Every line below should be repeated exactly.
───── Data excerpts ─────
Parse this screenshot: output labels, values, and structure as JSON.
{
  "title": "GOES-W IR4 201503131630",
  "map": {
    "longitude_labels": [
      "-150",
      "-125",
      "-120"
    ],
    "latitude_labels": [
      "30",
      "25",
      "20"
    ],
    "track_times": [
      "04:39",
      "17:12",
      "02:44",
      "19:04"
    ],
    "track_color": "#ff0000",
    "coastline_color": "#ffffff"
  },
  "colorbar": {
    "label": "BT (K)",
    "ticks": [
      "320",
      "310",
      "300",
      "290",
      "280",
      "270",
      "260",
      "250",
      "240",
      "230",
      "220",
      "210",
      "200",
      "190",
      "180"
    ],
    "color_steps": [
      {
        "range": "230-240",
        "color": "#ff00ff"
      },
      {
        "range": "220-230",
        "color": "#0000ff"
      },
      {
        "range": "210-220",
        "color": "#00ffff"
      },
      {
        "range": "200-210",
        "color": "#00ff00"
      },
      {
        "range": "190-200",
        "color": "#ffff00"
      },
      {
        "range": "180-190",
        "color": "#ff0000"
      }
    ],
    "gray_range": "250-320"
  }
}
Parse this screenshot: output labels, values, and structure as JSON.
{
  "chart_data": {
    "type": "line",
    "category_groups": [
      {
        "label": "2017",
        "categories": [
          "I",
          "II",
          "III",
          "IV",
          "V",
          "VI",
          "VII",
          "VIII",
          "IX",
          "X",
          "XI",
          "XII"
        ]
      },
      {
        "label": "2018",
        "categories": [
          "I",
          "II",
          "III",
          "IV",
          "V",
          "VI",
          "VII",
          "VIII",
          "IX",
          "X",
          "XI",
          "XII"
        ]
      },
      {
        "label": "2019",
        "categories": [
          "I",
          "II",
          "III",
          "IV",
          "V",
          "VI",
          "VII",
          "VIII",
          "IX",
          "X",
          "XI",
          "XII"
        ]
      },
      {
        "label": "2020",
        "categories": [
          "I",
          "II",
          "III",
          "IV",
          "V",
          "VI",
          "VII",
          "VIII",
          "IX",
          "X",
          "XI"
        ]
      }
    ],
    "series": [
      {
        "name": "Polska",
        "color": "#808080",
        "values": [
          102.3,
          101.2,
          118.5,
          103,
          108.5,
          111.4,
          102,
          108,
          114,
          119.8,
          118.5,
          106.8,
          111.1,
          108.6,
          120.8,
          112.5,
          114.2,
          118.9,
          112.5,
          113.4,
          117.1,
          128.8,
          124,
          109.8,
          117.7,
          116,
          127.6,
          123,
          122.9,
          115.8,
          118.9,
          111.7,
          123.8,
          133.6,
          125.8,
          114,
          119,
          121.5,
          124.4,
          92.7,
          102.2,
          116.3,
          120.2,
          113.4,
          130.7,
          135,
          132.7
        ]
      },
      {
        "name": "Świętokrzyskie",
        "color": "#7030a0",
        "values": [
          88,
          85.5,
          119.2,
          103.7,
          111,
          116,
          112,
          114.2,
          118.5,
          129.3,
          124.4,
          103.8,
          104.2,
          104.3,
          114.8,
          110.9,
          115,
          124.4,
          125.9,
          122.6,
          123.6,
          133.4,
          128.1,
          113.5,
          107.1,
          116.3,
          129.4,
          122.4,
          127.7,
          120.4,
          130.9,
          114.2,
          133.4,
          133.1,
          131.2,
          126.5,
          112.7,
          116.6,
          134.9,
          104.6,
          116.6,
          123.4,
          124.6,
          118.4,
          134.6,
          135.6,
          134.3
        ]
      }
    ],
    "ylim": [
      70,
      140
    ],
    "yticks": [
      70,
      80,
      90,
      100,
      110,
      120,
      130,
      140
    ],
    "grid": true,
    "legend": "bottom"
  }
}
─────
• Written response
Parse this screenshot: output labels, values, and structure as JSON.
{
  "title": "GOES-W IR4 201503131630",
  "map": {
    "longitude_labels": [
      "-150",
      "-125",
      "-120"
    ],
    "latitude_labels": [
      "30",
      "25",
      "20"
    ],
    "track_times": [
      "04:39",
      "17:12",
      "02:44",
      "19:04"
    ],
    "track_color": "#ff0000",
    "coastline_color": "#ffffff"
  },
  "colorbar": {
    "label": "BT (K)",
    "ticks": [
      "320",
      "310",
      "300",
      "290",
      "280",
      "270",
      "260",
      "250",
      "240",
      "230",
      "220",
      "210",
      "200",
      "190",
      "180"
    ],
    "color_steps": [
      {
        "range": "230-240",
        "color": "#ff00ff"
      },
      {
        "range": "220-230",
        "color": "#0000ff"
      },
      {
        "range": "210-220",
        "color": "#00ffff"
      },
      {
        "range": "200-210",
        "color": "#00ff00"
      },
      {
        "range": "190-200",
        "color": "#ffff00"
      },
      {
        "range": "180-190",
        "color": "#ff0000"
      }
    ],
    "gray_range": "250-320"
  }
}
Parse this screenshot: output labels, values, and structure as JSON.
{
  "chart_data": {
    "type": "line",
    "category_groups": [
      {
        "label": "2017",
        "categories": [
          "I",
          "II",
          "III",
          "IV",
          "V",
          "VI",
          "VII",
          "VIII",
          "IX",
          "X",
          "XI",
          "XII"
        ]
      },
      {
        "label": "2018",
        "categories": [
          "I",
          "II",
          "III",
          "IV",
          "V",
          "VI",
          "VII",
          "VIII",
          "IX",
          "X",
          "XI",
          "XII"
        ]
      },
      {
        "label": "2019",
        "categories": [
          "I",
          "II",
          "III",
          "IV",
          "V",
          "VI",
          "VII",
          "VIII",
          "IX",
          "X",
          "XI",
          "XII"
        ]
      },
      {
        "label": "2020",
        "categories": [
          "I",
          "II",
          "III",
          "IV",
          "V",
          "VI",
          "VII",
          "VIII",
          "IX",
          "X",
          "XI"
        ]
      }
    ],
    "series": [
      {
        "name": "Polska",
        "color": "#808080",
        "values": [
          102.3,
          101.2,
          118.5,
          103,
          108.5,
          111.4,
          102,
          108,
          114,
          119.8,
          118.5,
          106.8,
          111.1,
          108.6,
          120.8,
          112.5,
          114.2,
          118.9,
          112.5,
          113.4,
          117.1,
          128.8,
          124,
          109.8,
          117.7,
          116,
          127.6,
          123,
          122.9,
          115.8,
          118.9,
          111.7,
          123.8,
          133.6,
          125.8,
          114,
          119,
          121.5,
          124.4,
          92.7,
          102.2,
          116.3,
          120.2,
          113.4,
          130.7,
          135,
          132.7
        ]
      },
      {
        "name": "Świętokrzyskie",
        "color": "#7030a0",
        "values": [
          88,
          85.5,
          119.2,
          103.7,
          111,
          116,
          112,
          114.2,
          118.5,
          129.3,
          124.4,
          103.8,
          104.2,
          104.3,
          114.8,
          110.9,
          115,
          124.4,
          125.9,
          122.6,
          123.6,
          133.4,
          128.1,
          113.5,
          107.1,
          116.3,
          129.4,
          122.4,
          127.7,
          120.4,
          130.9,
          114.2,
          133.4,
          133.1,
          131.2,
          126.5,
          112.7,
          116.6,
          134.9,
          104.6,
          116.6,
          123.4,
          124.6,
          118.4,
          134.6,
          135.6,
          134.3
        ]
      }
    ],
    "ylim": [
      70,
      140
    ],
    "yticks": [
      70,
      80,
      90,
      100,
      110,
      120,
      130,
      140
    ],
    "grid": true,
    "legend": "bottom"
  }
}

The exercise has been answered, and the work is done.